**Travail à faire**.
Répondez à ces questions sur l'extrait consacré à l'amphithéâtre.
(a) Quelles trois causes l'extrait cite-t-il comme ayant pu sacrifier l'innocence ?
(b) De quoi l'homme de bien doit-il s'affliger face au supplice d'un criminel ?
(c) À qui seulement le second paragraphe dit-il avoir répondu ici ?

**Extrait du texte**.
+ + +

19 Demandons maintenant aux Écritures si elles condamnent l'amphithéâtre? Si nous pouvons soutenir que la cruauté, la barbarie, l'impiété nous sont permises, allons à l'amphithéâtre. Si nous sommes tels qu'on nous suppose, prenons plaisir au sang de l'homme. Je vous entends: «II est bon que les scélérats soient punis. Qui peut le nier, sinon les scélérats eux-mêmes?» -- D'accord; mais l'homme de bien ne peut se réjouir du supplice d'un criminel: loin de là! il doit s'affliger de ce qu'un homme, son semblable, est devenu assez coupable pour mériter un traitement si cruel. Mais qui me garantira qu'on ne livre aux bêtes féroces ou à tout autre supplice que des criminels? la vengeance d'un juge, la négligence d'un avocat, les tortures prolongées de la question, n'ont-elles jamais sacrifié l'innocence? Qu'il me vaut mieux ignorer quand les méchants sont punis, afin d'ignorer également quand les hommes de bien périssent, si toutefois ils sont hommes de bien! Certainement il y a des gladiateurs innocents qui sont traînés à l'amphithéâtre, victimes destinées au plaisir de la multitude. D'autres sont condamnés à combattre; mais quelle absurdité que, pour un délit léger, au lieu de les corriger, on en fasse des homicides!

Au reste, je n'ai répondu ici qu'aux païens. À Dieu ne plaise qu'un Chrétien veuille en savoir davantage pour renoncer aux spectacles! Toutefois personne ne peut mieux raconter les infamies de l'amphithéâtre que celui qui le fréquente encore. Pour moi, j'aime mieux tromper l'attente qu'éveiller le souvenir.

+ + +

**Lignes du jeu**.
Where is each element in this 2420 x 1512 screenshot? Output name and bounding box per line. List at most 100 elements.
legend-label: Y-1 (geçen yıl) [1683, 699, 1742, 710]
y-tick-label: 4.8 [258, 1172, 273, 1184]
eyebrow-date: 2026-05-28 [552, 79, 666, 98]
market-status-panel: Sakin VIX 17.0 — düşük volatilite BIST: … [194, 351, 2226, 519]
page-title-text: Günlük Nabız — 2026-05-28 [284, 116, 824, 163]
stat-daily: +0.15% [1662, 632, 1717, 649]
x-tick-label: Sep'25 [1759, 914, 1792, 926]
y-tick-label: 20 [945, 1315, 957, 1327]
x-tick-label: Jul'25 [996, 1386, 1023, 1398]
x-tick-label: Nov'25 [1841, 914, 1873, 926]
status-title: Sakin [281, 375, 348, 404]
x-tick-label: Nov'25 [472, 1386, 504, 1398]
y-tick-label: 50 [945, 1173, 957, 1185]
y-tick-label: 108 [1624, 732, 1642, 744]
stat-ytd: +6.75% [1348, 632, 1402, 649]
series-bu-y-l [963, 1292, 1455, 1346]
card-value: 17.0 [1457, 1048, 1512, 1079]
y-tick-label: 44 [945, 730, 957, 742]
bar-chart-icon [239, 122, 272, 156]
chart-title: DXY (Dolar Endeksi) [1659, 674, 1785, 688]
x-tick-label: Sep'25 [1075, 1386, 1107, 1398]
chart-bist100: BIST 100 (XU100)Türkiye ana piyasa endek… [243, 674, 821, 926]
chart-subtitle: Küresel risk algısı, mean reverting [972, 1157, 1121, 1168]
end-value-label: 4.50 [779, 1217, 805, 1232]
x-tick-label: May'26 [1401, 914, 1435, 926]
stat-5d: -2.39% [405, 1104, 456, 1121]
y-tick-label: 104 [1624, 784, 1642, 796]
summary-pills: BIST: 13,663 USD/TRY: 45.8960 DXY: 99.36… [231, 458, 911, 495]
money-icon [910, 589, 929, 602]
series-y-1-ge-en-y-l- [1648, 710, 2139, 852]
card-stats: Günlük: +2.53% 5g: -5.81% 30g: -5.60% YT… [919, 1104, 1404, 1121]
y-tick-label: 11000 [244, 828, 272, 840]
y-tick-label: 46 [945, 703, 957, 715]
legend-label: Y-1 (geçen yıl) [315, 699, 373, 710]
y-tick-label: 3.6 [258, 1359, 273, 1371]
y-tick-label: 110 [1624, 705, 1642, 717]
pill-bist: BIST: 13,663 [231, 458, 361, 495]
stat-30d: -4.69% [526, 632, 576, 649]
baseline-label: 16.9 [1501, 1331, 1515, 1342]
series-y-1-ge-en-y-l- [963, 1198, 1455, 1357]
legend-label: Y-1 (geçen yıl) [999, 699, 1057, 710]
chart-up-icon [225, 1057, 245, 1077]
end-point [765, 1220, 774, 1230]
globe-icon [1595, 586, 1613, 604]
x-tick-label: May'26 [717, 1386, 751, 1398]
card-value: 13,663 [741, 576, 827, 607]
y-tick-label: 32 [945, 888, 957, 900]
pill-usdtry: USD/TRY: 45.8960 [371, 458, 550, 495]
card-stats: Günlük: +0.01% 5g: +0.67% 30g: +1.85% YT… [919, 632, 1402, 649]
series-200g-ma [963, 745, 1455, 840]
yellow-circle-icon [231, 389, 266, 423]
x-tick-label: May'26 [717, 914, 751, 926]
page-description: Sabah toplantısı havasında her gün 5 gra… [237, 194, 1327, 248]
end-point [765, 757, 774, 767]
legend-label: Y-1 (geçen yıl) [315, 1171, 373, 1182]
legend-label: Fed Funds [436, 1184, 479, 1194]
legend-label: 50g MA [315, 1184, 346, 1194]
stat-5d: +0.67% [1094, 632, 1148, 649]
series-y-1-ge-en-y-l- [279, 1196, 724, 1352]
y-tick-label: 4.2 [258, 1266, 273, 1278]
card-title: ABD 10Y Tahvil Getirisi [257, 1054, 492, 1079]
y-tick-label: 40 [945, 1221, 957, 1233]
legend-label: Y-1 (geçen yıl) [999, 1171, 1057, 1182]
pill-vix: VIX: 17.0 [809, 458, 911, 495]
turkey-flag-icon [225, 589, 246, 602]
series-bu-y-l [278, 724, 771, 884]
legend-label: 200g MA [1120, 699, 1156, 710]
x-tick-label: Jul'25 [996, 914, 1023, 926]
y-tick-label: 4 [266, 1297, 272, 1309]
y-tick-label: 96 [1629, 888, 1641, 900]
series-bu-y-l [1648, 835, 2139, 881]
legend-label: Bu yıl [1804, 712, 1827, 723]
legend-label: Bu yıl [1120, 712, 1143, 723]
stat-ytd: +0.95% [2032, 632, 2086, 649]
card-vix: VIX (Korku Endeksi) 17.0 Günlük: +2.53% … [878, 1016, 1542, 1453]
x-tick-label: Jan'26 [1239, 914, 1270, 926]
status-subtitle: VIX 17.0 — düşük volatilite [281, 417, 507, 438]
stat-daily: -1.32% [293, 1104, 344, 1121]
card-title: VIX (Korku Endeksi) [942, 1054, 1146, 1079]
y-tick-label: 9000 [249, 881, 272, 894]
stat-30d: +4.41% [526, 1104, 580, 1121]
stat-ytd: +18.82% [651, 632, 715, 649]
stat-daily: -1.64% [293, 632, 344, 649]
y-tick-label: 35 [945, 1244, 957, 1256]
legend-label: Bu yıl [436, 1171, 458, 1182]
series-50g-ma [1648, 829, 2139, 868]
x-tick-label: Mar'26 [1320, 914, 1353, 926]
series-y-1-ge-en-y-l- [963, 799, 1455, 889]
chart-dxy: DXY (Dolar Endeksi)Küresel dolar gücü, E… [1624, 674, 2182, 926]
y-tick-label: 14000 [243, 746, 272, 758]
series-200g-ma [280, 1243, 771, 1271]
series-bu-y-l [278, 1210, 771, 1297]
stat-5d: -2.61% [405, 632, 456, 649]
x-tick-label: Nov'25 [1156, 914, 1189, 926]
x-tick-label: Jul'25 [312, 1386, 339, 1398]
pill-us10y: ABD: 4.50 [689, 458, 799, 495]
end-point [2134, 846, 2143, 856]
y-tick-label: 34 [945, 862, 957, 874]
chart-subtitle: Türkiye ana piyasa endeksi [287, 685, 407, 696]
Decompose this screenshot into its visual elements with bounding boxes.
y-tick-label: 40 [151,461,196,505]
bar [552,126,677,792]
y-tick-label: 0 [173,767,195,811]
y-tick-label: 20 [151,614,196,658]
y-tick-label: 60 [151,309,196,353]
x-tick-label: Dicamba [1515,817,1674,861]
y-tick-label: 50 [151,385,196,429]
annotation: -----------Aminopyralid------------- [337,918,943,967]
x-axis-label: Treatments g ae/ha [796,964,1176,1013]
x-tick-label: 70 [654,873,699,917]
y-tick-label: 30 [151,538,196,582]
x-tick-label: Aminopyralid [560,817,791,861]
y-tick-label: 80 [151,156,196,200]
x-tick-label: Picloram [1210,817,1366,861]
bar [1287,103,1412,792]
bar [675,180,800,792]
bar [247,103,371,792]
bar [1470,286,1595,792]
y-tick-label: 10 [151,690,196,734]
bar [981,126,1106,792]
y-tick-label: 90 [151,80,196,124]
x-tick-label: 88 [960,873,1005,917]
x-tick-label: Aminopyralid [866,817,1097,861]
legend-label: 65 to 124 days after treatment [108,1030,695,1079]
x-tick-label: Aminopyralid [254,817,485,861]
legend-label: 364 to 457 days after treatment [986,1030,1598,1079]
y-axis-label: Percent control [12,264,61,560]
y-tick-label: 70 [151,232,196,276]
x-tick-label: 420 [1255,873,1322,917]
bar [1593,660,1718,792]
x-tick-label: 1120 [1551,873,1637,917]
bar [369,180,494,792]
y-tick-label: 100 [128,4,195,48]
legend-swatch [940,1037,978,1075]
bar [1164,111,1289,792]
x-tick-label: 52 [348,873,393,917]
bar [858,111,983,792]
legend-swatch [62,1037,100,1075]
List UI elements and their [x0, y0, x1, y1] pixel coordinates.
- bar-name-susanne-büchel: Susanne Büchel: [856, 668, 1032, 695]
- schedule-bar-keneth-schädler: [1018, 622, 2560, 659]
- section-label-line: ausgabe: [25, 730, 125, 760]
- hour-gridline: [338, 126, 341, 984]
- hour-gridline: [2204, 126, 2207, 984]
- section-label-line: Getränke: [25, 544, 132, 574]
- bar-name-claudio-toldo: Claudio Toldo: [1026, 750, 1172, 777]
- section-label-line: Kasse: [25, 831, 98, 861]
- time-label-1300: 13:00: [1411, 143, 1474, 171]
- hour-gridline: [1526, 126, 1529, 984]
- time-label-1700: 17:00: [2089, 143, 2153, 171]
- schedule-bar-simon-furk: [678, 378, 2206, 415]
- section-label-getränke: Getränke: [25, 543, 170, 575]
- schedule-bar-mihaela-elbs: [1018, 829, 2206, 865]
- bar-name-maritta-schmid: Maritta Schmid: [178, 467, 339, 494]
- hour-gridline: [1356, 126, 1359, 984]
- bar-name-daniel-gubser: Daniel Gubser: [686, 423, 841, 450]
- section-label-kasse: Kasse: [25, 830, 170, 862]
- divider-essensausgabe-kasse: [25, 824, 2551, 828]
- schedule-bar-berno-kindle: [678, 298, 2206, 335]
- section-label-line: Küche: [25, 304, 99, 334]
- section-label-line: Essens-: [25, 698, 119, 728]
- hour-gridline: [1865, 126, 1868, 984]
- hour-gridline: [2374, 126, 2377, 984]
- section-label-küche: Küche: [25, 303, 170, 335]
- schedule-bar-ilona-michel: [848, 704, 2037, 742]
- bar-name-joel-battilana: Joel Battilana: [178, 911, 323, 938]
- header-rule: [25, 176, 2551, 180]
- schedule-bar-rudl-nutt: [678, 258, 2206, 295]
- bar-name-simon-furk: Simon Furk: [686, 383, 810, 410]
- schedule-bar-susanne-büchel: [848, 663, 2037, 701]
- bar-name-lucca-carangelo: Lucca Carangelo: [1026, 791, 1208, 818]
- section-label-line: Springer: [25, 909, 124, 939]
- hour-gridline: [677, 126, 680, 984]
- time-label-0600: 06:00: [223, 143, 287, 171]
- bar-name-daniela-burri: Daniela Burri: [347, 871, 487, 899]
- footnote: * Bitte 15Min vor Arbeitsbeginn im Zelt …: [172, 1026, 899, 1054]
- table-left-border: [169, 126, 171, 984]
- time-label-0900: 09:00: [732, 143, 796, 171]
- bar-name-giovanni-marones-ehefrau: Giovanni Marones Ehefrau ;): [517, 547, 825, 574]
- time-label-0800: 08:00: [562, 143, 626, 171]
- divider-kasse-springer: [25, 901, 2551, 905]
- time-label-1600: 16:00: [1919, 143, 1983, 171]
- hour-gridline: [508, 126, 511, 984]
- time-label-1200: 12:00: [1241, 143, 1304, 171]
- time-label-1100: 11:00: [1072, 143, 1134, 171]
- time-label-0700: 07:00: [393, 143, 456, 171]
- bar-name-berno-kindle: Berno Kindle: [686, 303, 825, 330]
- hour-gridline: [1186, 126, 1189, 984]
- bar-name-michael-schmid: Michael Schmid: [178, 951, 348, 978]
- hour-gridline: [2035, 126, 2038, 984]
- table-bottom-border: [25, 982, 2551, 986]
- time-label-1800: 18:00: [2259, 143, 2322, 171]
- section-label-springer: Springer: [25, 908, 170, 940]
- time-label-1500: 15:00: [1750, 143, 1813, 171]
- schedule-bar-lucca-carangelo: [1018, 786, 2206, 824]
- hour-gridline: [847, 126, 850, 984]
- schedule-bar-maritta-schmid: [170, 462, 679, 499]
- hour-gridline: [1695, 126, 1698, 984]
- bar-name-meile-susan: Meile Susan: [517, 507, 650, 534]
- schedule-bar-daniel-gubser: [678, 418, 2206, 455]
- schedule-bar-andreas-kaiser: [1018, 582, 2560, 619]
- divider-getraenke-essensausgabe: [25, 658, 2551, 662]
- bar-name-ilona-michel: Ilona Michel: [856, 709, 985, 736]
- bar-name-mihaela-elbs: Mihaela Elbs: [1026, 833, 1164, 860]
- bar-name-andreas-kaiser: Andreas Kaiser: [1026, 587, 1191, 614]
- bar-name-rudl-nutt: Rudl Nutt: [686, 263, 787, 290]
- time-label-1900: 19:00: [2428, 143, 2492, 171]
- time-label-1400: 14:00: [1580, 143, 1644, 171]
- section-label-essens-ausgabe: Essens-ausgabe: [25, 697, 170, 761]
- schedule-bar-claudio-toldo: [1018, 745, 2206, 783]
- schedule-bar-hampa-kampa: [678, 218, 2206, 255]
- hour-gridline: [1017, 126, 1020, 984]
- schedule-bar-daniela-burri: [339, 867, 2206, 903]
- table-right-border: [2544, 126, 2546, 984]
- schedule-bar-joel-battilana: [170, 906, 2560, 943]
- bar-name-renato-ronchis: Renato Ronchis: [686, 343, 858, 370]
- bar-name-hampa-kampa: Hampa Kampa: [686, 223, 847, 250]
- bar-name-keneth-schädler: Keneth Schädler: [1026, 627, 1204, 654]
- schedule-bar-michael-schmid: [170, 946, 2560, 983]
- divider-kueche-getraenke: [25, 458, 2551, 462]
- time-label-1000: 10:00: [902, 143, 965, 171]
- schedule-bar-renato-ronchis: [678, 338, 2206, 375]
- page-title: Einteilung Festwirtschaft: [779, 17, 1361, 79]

+ + +

**Réponse attendue**.
(a) La vengeance d'un juge, la négligence d'un avocat et les tortures prolongées de la question.
(b) De ce qu'un homme, son semblable, est devenu assez coupable pour mériter un traitement si cruel.
(c) Aux païens.